Entries supplied:

<<<<

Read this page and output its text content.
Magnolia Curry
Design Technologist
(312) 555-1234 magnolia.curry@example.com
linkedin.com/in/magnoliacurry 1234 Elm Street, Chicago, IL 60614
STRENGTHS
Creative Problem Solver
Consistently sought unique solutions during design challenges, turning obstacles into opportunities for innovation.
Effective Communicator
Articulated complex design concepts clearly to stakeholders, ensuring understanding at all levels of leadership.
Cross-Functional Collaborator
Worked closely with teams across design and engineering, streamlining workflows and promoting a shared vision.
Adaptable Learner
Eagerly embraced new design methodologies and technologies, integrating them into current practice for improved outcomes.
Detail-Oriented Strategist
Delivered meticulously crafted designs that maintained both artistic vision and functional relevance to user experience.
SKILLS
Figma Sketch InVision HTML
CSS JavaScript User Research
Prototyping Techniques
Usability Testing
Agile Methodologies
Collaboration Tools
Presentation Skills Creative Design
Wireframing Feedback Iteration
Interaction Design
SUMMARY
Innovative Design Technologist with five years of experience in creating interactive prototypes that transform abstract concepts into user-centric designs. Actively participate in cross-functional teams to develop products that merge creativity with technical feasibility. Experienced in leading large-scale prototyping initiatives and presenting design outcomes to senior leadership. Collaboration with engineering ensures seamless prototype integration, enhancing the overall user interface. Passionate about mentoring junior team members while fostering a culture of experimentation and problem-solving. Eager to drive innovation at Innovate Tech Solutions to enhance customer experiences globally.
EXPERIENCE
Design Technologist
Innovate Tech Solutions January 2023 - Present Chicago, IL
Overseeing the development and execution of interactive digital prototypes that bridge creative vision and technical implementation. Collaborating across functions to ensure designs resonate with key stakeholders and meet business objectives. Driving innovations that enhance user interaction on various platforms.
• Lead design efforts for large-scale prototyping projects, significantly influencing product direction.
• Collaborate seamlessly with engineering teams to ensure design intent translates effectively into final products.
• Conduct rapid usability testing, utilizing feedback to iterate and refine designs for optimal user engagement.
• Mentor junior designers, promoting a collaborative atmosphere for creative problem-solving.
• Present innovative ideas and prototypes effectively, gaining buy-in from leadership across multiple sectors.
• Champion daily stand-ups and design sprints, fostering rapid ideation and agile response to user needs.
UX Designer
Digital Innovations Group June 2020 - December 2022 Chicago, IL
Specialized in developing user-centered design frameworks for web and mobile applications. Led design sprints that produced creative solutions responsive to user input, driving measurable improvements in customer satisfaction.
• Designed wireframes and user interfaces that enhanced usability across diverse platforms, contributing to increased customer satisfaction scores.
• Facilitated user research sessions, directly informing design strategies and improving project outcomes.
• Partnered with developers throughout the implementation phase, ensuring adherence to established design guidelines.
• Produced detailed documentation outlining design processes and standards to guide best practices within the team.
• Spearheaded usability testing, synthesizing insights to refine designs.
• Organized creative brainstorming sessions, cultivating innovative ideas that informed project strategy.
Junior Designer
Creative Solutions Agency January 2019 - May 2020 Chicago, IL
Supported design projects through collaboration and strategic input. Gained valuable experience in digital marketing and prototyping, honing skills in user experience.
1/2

>>>>

Exercise objective: Retype the material in full. Each word must match.

Exercise response:
Read this page and output its text content.
Magnolia Curry
Design Technologist
(312) 555-1234 magnolia.curry@example.com
linkedin.com/in/magnoliacurry 1234 Elm Street, Chicago, IL 60614
STRENGTHS
Creative Problem Solver
Consistently sought unique solutions during design challenges, turning obstacles into opportunities for innovation.
Effective Communicator
Articulated complex design concepts clearly to stakeholders, ensuring understanding at all levels of leadership.
Cross-Functional Collaborator
Worked closely with teams across design and engineering, streamlining workflows and promoting a shared vision.
Adaptable Learner
Eagerly embraced new design methodologies and technologies, integrating them into current practice for improved outcomes.
Detail-Oriented Strategist
Delivered meticulously crafted designs that maintained both artistic vision and functional relevance to user experience.
SKILLS
Figma Sketch InVision HTML
CSS JavaScript User Research
Prototyping Techniques
Usability Testing
Agile Methodologies
Collaboration Tools
Presentation Skills Creative Design
Wireframing Feedback Iteration
Interaction Design
SUMMARY
Innovative Design Technologist with five years of experience in creating interactive prototypes that transform abstract concepts into user-centric designs. Actively participate in cross-functional teams to develop products that merge creativity with technical feasibility. Experienced in leading large-scale prototyping initiatives and presenting design outcomes to senior leadership. Collaboration with engineering ensures seamless prototype integration, enhancing the overall user interface. Passionate about mentoring junior team members while fostering a culture of experimentation and problem-solving. Eager to drive innovation at Innovate Tech Solutions to enhance customer experiences globally.
EXPERIENCE
Design Technologist
Innovate Tech Solutions January 2023 - Present Chicago, IL
Overseeing the development and execution of interactive digital prototypes that bridge creative vision and technical implementation. Collaborating across functions to ensure designs resonate with key stakeholders and meet business objectives. Driving innovations that enhance user interaction on various platforms.
• Lead design efforts for large-scale prototyping projects, significantly influencing product direction.
• Collaborate seamlessly with engineering teams to ensure design intent translates effectively into final products.
• Conduct rapid usability testing, utilizing feedback to iterate and refine designs for optimal user engagement.
• Mentor junior designers, promoting a collaborative atmosphere for creative problem-solving.
• Present innovative ideas and prototypes effectively, gaining buy-in from leadership across multiple sectors.
• Champion daily stand-ups and design sprints, fostering rapid ideation and agile response to user needs.
UX Designer
Digital Innovations Group June 2020 - December 2022 Chicago, IL
Specialized in developing user-centered design frameworks for web and mobile applications. Led design sprints that produced creative solutions responsive to user input, driving measurable improvements in customer satisfaction.
• Designed wireframes and user interfaces that enhanced usability across diverse platforms, contributing to increased customer satisfaction scores.
• Facilitated user research sessions, directly informing design strategies and improving project outcomes.
• Partnered with developers throughout the implementation phase, ensuring adherence to established design guidelines.
• Produced detailed documentation outlining design processes and standards to guide best practices within the team.
• Spearheaded usability testing, synthesizing insights to refine designs.
• Organized creative brainstorming sessions, cultivating innovative ideas that informed project strategy.
Junior Designer
Creative Solutions Agency January 2019 - May 2020 Chicago, IL
Supported design projects through collaboration and strategic input. Gained valuable experience in digital marketing and prototyping, honing skills in user experience.
1/2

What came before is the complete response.